Provide the data again in its entirety, exactly as given.

______________________________

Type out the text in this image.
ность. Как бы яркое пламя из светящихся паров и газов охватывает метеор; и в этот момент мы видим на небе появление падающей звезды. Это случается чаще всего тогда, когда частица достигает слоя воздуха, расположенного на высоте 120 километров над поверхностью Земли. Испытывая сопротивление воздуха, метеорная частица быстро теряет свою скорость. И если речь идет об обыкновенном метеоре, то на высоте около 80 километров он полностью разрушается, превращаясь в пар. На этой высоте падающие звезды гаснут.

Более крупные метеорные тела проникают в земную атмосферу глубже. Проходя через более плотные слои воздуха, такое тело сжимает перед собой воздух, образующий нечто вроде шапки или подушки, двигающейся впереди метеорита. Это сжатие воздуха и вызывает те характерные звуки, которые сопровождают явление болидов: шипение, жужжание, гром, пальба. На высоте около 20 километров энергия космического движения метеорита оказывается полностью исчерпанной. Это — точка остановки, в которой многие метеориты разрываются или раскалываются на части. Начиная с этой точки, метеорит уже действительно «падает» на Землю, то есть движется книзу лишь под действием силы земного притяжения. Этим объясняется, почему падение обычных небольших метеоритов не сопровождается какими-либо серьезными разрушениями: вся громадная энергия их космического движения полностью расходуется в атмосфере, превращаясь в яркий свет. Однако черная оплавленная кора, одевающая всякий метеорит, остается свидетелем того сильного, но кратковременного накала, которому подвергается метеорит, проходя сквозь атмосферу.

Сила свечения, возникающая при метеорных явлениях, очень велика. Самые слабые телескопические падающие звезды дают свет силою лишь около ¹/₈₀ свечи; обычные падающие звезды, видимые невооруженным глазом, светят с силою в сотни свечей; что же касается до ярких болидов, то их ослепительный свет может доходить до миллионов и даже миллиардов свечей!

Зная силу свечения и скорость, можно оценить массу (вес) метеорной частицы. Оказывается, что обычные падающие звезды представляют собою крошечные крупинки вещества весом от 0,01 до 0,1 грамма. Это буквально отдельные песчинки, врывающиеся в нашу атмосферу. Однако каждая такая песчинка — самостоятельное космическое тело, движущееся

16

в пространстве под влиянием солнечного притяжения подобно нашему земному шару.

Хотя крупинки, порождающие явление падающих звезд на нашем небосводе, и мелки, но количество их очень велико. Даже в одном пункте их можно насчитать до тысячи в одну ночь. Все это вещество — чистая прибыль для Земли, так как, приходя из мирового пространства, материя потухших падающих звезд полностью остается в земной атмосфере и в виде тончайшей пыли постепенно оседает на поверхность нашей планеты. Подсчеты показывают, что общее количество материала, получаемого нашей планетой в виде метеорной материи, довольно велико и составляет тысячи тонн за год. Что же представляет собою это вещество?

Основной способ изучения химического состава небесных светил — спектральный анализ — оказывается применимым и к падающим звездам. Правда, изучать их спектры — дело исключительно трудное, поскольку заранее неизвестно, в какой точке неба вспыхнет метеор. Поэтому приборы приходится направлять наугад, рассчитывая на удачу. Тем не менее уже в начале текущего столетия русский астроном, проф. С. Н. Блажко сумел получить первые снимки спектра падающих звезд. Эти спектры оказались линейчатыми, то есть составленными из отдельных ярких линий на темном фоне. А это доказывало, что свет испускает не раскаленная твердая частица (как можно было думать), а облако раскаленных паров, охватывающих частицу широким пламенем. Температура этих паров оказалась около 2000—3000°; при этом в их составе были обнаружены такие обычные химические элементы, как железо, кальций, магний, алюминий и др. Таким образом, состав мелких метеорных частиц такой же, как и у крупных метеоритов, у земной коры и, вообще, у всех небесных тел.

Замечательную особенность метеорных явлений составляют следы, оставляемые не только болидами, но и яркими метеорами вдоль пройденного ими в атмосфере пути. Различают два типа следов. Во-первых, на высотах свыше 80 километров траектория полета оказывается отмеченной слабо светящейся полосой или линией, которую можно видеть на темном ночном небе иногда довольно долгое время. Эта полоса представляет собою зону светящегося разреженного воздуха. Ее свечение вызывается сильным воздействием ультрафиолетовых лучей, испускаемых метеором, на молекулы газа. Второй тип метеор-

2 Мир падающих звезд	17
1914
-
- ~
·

______________________________

> **Answer to the problem**:
Type out the text in this image.
ность. Как бы яркое пламя из светящихся паров и газов охватывает метеор; и в этот момент мы видим на небе появление падающей звезды. Это случается чаще всего тогда, когда частица достигает слоя воздуха, расположенного на высоте 120 километров над поверхностью Земли. Испытывая сопротивление воздуха, метеорная частица быстро теряет свою скорость. И если речь идет об обыкновенном метеоре, то на высоте около 80 километров он полностью разрушается, превращаясь в пар. На этой высоте падающие звезды гаснут.

Более крупные метеорные тела проникают в земную атмосферу глубже. Проходя через более плотные слои воздуха, такое тело сжимает перед собой воздух, образующий нечто вроде шапки или подушки, двигающейся впереди метеорита. Это сжатие воздуха и вызывает те характерные звуки, которые сопровождают явление болидов: шипение, жужжание, гром, пальба. На высоте около 20 километров энергия космического движения метеорита оказывается полностью исчерпанной. Это — точка остановки, в которой многие метеориты разрываются или раскалываются на части. Начиная с этой точки, метеорит уже действительно «падает» на Землю, то есть движется книзу лишь под действием силы земного притяжения. Этим объясняется, почему падение обычных небольших метеоритов не сопровождается какими-либо серьезными разрушениями: вся громадная энергия их космического движения полностью расходуется в атмосфере, превращаясь в яркий свет. Однако черная оплавленная кора, одевающая всякий метеорит, остается свидетелем того сильного, но кратковременного накала, которому подвергается метеорит, проходя сквозь атмосферу.

Сила свечения, возникающая при метеорных явлениях, очень велика. Самые слабые телескопические падающие звезды дают свет силою лишь около ¹/₈₀ свечи; обычные падающие звезды, видимые невооруженным глазом, светят с силою в сотни свечей; что же касается до ярких болидов, то их ослепительный свет может доходить до миллионов и даже миллиардов свечей!

Зная силу свечения и скорость, можно оценить массу (вес) метеорной частицы. Оказывается, что обычные падающие звезды представляют собою крошечные крупинки вещества весом от 0,01 до 0,1 грамма. Это буквально отдельные песчинки, врывающиеся в нашу атмосферу. Однако каждая такая песчинка — самостоятельное космическое тело, движущееся

16

в пространстве под влиянием солнечного притяжения подобно нашему земному шару.

Хотя крупинки, порождающие явление падающих звезд на нашем небосводе, и мелки, но количество их очень велико. Даже в одном пункте их можно насчитать до тысячи в одну ночь. Все это вещество — чистая прибыль для Земли, так как, приходя из мирового пространства, материя потухших падающих звезд полностью остается в земной атмосфере и в виде тончайшей пыли постепенно оседает на поверхность нашей планеты. Подсчеты показывают, что общее количество материала, получаемого нашей планетой в виде метеорной материи, довольно велико и составляет тысячи тонн за год. Что же представляет собою это вещество?

Основной способ изучения химического состава небесных светил — спектральный анализ — оказывается применимым и к падающим звездам. Правда, изучать их спектры — дело исключительно трудное, поскольку заранее неизвестно, в какой точке неба вспыхнет метеор. Поэтому приборы приходится направлять наугад, рассчитывая на удачу. Тем не менее уже в начале текущего столетия русский астроном, проф. С. Н. Блажко сумел получить первые снимки спектра падающих звезд. Эти спектры оказались линейчатыми, то есть составленными из отдельных ярких линий на темном фоне. А это доказывало, что свет испускает не раскаленная твердая частица (как можно было думать), а облако раскаленных паров, охватывающих частицу широким пламенем. Температура этих паров оказалась около 2000—3000°; при этом в их составе были обнаружены такие обычные химические элементы, как железо, кальций, магний, алюминий и др. Таким образом, состав мелких метеорных частиц такой же, как и у крупных метеоритов, у земной коры и, вообще, у всех небесных тел.

Замечательную особенность метеорных явлений составляют следы, оставляемые не только болидами, но и яркими метеорами вдоль пройденного ими в атмосфере пути. Различают два типа следов. Во-первых, на высотах свыше 80 километров траектория полета оказывается отмеченной слабо светящейся полосой или линией, которую можно видеть на темном ночном небе иногда довольно долгое время. Эта полоса представляет собою зону светящегося разреженного воздуха. Ее свечение вызывается сильным воздействием ультрафиолетовых лучей, испускаемых метеором, на молекулы газа. Второй тип метеор-

2 Мир падающих звезд	17
1914
-
- ~
·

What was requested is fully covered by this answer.